======== Data for the task ========

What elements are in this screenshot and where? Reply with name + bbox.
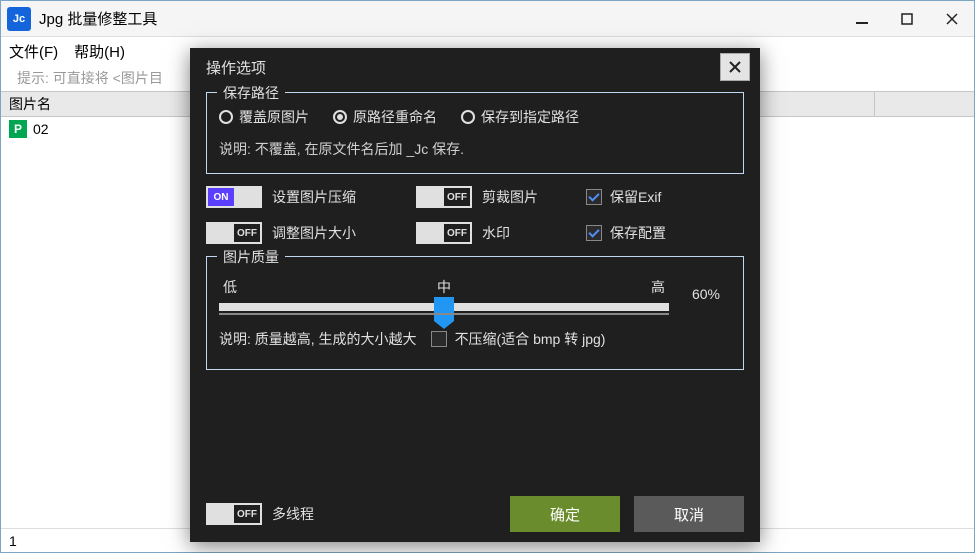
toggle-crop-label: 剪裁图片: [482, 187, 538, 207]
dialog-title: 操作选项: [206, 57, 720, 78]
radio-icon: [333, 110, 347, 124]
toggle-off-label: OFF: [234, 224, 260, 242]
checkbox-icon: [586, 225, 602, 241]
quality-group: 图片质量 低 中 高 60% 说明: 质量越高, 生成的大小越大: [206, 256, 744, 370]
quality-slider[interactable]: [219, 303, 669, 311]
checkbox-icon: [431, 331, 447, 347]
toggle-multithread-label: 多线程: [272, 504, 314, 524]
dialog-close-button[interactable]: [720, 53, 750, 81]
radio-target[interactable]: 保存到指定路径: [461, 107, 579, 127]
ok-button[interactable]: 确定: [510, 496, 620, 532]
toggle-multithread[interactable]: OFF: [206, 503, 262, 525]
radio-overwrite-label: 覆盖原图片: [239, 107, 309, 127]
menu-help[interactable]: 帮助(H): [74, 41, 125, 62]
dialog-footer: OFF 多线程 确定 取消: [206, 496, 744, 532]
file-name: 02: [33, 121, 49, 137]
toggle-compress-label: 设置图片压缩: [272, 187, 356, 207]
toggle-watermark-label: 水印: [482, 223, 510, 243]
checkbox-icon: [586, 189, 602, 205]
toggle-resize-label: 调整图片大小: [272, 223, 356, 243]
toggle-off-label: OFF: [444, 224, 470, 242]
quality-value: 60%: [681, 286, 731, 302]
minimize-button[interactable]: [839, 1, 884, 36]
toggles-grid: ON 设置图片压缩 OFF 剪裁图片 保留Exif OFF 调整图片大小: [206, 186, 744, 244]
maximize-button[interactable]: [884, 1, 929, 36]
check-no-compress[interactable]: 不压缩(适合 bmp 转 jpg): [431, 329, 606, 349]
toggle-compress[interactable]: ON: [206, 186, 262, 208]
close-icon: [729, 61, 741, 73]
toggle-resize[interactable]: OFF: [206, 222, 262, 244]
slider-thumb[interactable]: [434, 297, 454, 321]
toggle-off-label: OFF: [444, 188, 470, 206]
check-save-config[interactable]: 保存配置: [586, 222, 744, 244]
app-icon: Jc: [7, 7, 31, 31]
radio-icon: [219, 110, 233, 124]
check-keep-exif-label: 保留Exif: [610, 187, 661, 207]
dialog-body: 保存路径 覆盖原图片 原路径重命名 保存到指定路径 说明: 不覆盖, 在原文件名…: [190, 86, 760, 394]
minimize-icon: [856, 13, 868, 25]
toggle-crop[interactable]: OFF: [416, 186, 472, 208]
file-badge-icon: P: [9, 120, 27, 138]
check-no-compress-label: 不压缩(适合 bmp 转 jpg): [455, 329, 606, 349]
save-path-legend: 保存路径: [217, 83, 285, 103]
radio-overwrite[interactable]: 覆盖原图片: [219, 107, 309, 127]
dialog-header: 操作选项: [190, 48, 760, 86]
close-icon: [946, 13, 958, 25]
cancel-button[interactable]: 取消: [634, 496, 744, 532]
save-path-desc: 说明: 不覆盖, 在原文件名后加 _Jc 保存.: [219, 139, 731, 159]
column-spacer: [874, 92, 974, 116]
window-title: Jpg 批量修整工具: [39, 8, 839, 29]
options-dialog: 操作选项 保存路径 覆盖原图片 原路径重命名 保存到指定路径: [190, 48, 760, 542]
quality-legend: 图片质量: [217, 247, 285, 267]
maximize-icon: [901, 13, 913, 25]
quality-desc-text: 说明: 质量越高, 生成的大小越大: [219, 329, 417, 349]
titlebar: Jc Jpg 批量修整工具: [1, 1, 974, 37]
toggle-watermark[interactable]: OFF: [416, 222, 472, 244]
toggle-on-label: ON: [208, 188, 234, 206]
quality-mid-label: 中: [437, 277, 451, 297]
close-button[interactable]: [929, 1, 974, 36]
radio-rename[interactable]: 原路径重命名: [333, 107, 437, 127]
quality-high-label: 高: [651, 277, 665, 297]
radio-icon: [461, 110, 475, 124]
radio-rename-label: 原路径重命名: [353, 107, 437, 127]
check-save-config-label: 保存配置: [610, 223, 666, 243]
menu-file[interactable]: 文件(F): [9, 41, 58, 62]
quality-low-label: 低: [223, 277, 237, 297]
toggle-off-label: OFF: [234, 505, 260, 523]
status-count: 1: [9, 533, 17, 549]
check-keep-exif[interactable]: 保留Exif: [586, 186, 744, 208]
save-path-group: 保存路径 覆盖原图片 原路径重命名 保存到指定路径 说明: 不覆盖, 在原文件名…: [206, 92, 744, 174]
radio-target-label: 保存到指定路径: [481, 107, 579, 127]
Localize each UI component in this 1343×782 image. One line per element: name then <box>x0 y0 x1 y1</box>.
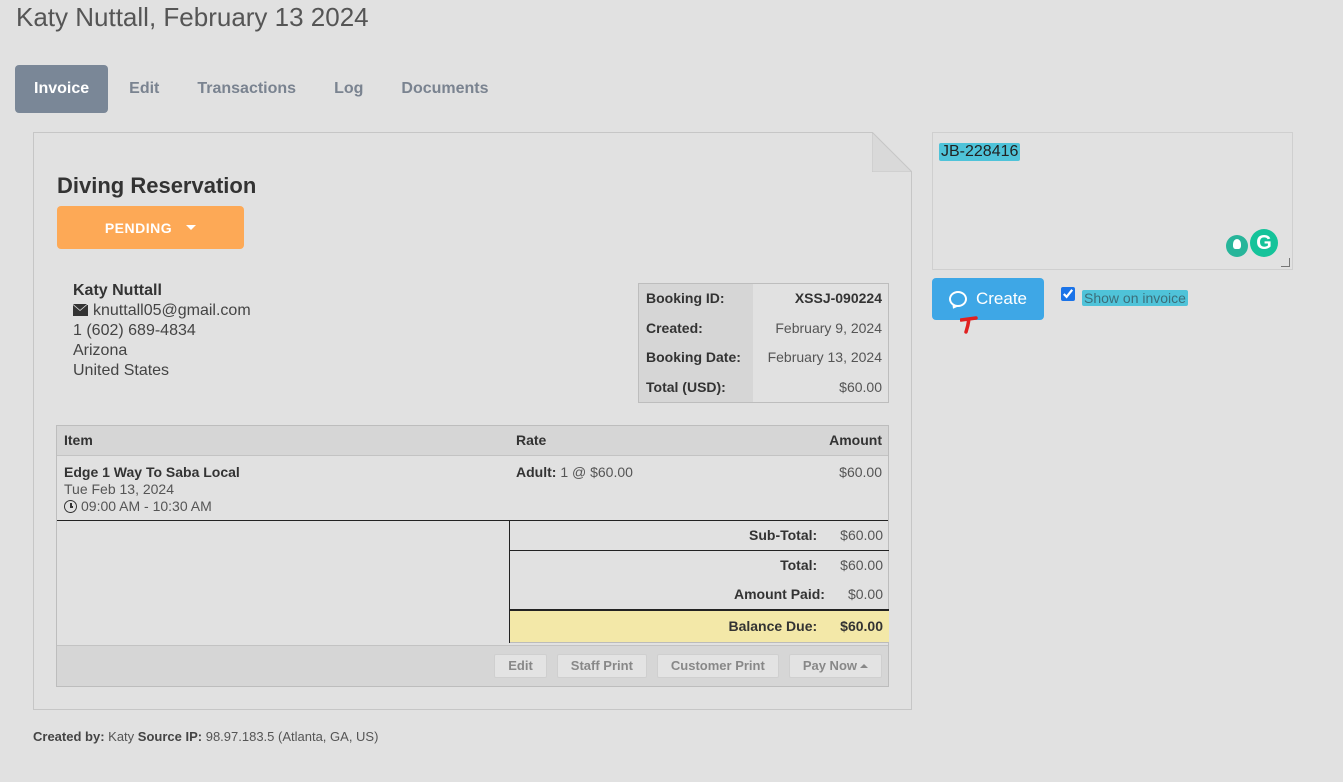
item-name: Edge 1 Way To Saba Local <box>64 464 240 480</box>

========

◆ Challenge: Copy out every line of the listing above word for word, omitting the pictures.

◆ Written answer:
What elements are in this screenshot and where? Reply with name + bbox.
toggle-crop-label: 剪裁图片: [482, 187, 538, 207]
dialog-title: 操作选项: [206, 57, 720, 78]
radio-icon: [333, 110, 347, 124]
toggle-off-label: OFF: [234, 224, 260, 242]
checkbox-icon: [586, 225, 602, 241]
quality-group: 图片质量 低 中 高 60% 说明: 质量越高, 生成的大小越大: [206, 256, 744, 370]
quality-slider[interactable]: [219, 303, 669, 311]
checkbox-icon: [431, 331, 447, 347]
toggle-multithread-label: 多线程: [272, 504, 314, 524]
dialog-close-button[interactable]: [720, 53, 750, 81]
radio-target[interactable]: 保存到指定路径: [461, 107, 579, 127]
ok-button[interactable]: 确定: [510, 496, 620, 532]
toggle-multithread[interactable]: OFF: [206, 503, 262, 525]
radio-overwrite-label: 覆盖原图片: [239, 107, 309, 127]
menu-help[interactable]: 帮助(H): [74, 41, 125, 62]
dialog-footer: OFF 多线程 确定 取消: [206, 496, 744, 532]
file-name: 02: [33, 121, 49, 137]
toggle-compress-label: 设置图片压缩: [272, 187, 356, 207]
toggle-watermark-label: 水印: [482, 223, 510, 243]
checkbox-icon: [586, 189, 602, 205]
toggle-resize-label: 调整图片大小: [272, 223, 356, 243]
toggle-off-label: OFF: [444, 224, 470, 242]
quality-value: 60%: [681, 286, 731, 302]
minimize-button[interactable]: [839, 1, 884, 36]
toggles-grid: ON 设置图片压缩 OFF 剪裁图片 保留Exif OFF 调整图片大小: [206, 186, 744, 244]
maximize-button[interactable]: [884, 1, 929, 36]
check-no-compress[interactable]: 不压缩(适合 bmp 转 jpg): [431, 329, 606, 349]
toggle-compress[interactable]: ON: [206, 186, 262, 208]
close-icon: [729, 61, 741, 73]
toggle-resize[interactable]: OFF: [206, 222, 262, 244]
slider-thumb[interactable]: [434, 297, 454, 321]
toggle-off-label: OFF: [444, 188, 470, 206]
check-save-config[interactable]: 保存配置: [586, 222, 744, 244]
app-icon: Jc: [7, 7, 31, 31]
radio-icon: [219, 110, 233, 124]
check-keep-exif-label: 保留Exif: [610, 187, 661, 207]
dialog-body: 保存路径 覆盖原图片 原路径重命名 保存到指定路径 说明: 不覆盖, 在原文件名…: [190, 86, 760, 394]
minimize-icon: [856, 13, 868, 25]
toggle-crop[interactable]: OFF: [416, 186, 472, 208]
file-badge-icon: P: [9, 120, 27, 138]
check-no-compress-label: 不压缩(适合 bmp 转 jpg): [455, 329, 606, 349]
save-path-legend: 保存路径: [217, 83, 285, 103]
radio-overwrite[interactable]: 覆盖原图片: [219, 107, 309, 127]
dialog-header: 操作选项: [190, 48, 760, 86]
close-icon: [946, 13, 958, 25]
cancel-button[interactable]: 取消: [634, 496, 744, 532]
save-path-desc: 说明: 不覆盖, 在原文件名后加 _Jc 保存.: [219, 139, 731, 159]
column-spacer: [874, 92, 974, 116]
window-title: Jpg 批量修整工具: [39, 8, 839, 29]
options-dialog: 操作选项 保存路径 覆盖原图片 原路径重命名 保存到指定路径: [190, 48, 760, 542]
quality-legend: 图片质量: [217, 247, 285, 267]
maximize-icon: [901, 13, 913, 25]
quality-desc-text: 说明: 质量越高, 生成的大小越大: [219, 329, 417, 349]
titlebar: Jc Jpg 批量修整工具: [1, 1, 974, 37]
toggle-watermark[interactable]: OFF: [416, 222, 472, 244]
toggle-on-label: ON: [208, 188, 234, 206]
quality-mid-label: 中: [437, 277, 451, 297]
close-button[interactable]: [929, 1, 974, 36]
radio-rename[interactable]: 原路径重命名: [333, 107, 437, 127]
quality-high-label: 高: [651, 277, 665, 297]
radio-icon: [461, 110, 475, 124]
radio-rename-label: 原路径重命名: [353, 107, 437, 127]
check-save-config-label: 保存配置: [610, 223, 666, 243]
menu-file[interactable]: 文件(F): [9, 41, 58, 62]
quality-low-label: 低: [223, 277, 237, 297]
toggle-off-label: OFF: [234, 505, 260, 523]
status-count: 1: [9, 533, 17, 549]
check-keep-exif[interactable]: 保留Exif: [586, 186, 744, 208]
save-path-group: 保存路径 覆盖原图片 原路径重命名 保存到指定路径 说明: 不覆盖, 在原文件名…: [206, 92, 744, 174]
radio-target-label: 保存到指定路径: [481, 107, 579, 127]
Localize each UI component in this 1343×782 image. One line per element: name then <box>x0 y0 x1 y1</box>.
item-name: Edge 1 Way To Saba Local <box>64 464 240 480</box>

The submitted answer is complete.